WHAT THE TASK REQUIRES - Within the records below, find each line that holds the string "JSON", then copy it.

Data excerpts -
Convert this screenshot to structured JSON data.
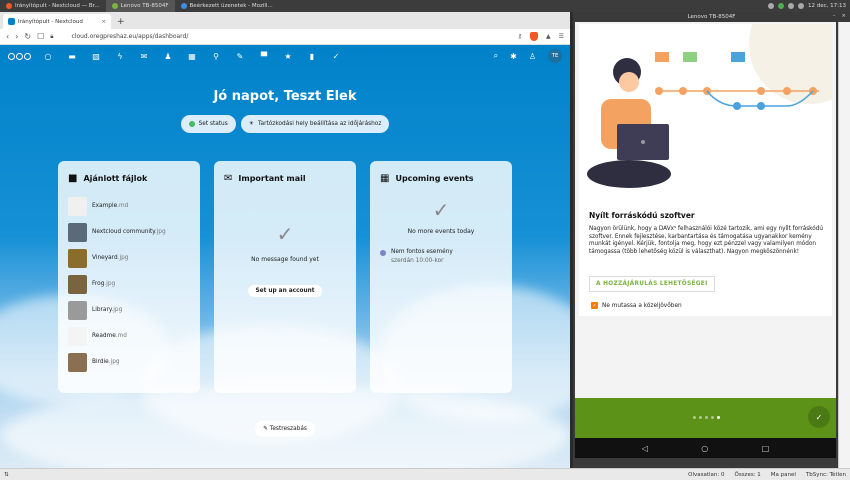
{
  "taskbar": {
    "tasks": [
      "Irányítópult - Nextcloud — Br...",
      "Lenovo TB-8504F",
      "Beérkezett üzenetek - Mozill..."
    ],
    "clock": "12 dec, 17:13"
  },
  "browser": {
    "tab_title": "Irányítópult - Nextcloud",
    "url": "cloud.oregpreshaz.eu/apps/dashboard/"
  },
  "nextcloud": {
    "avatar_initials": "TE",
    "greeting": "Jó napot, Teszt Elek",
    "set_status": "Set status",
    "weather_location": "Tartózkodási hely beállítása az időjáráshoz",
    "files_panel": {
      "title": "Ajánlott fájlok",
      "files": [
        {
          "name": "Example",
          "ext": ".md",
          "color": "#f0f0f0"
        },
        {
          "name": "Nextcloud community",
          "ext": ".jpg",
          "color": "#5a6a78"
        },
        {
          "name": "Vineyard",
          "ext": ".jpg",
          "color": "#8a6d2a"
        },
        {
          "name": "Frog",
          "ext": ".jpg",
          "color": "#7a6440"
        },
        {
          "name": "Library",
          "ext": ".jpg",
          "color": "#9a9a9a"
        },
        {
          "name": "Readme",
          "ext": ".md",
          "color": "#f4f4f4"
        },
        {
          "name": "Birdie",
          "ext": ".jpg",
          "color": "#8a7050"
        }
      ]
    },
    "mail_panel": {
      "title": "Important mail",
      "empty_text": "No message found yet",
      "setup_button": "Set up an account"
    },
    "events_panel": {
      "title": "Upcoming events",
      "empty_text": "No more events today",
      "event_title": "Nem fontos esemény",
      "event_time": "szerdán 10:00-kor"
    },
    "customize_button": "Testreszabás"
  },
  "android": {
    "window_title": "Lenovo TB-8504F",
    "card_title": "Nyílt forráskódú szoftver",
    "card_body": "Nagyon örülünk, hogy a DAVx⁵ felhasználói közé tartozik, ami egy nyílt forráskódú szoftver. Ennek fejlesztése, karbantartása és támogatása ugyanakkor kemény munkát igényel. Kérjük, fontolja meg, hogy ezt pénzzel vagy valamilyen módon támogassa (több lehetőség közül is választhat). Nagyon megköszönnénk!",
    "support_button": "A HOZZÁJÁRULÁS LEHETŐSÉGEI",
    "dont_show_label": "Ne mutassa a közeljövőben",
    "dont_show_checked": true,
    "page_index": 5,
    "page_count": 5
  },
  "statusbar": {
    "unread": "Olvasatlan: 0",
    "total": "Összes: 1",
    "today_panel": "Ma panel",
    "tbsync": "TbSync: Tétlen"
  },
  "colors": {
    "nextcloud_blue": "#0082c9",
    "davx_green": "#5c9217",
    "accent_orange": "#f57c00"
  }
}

--

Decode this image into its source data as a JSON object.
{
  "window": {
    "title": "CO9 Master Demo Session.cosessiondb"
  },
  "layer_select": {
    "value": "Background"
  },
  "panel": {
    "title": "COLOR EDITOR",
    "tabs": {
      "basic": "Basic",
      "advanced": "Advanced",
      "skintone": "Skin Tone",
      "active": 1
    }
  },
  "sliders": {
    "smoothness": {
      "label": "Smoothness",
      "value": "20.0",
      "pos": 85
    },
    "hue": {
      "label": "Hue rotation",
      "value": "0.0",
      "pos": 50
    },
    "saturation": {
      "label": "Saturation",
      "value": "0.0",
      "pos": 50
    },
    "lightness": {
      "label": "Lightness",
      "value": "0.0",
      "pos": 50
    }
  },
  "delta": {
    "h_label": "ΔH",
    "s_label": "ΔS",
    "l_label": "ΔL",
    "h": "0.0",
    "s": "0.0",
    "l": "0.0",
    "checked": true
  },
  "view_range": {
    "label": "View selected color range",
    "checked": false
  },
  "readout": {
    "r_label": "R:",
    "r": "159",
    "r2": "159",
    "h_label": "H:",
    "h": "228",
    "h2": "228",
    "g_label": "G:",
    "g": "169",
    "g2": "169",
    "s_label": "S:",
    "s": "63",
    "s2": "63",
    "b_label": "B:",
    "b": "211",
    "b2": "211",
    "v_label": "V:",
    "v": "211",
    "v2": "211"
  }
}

THE ANSWER -
Convert this screenshot to structured JSON data.
Decode this image into its source data as a JSON object.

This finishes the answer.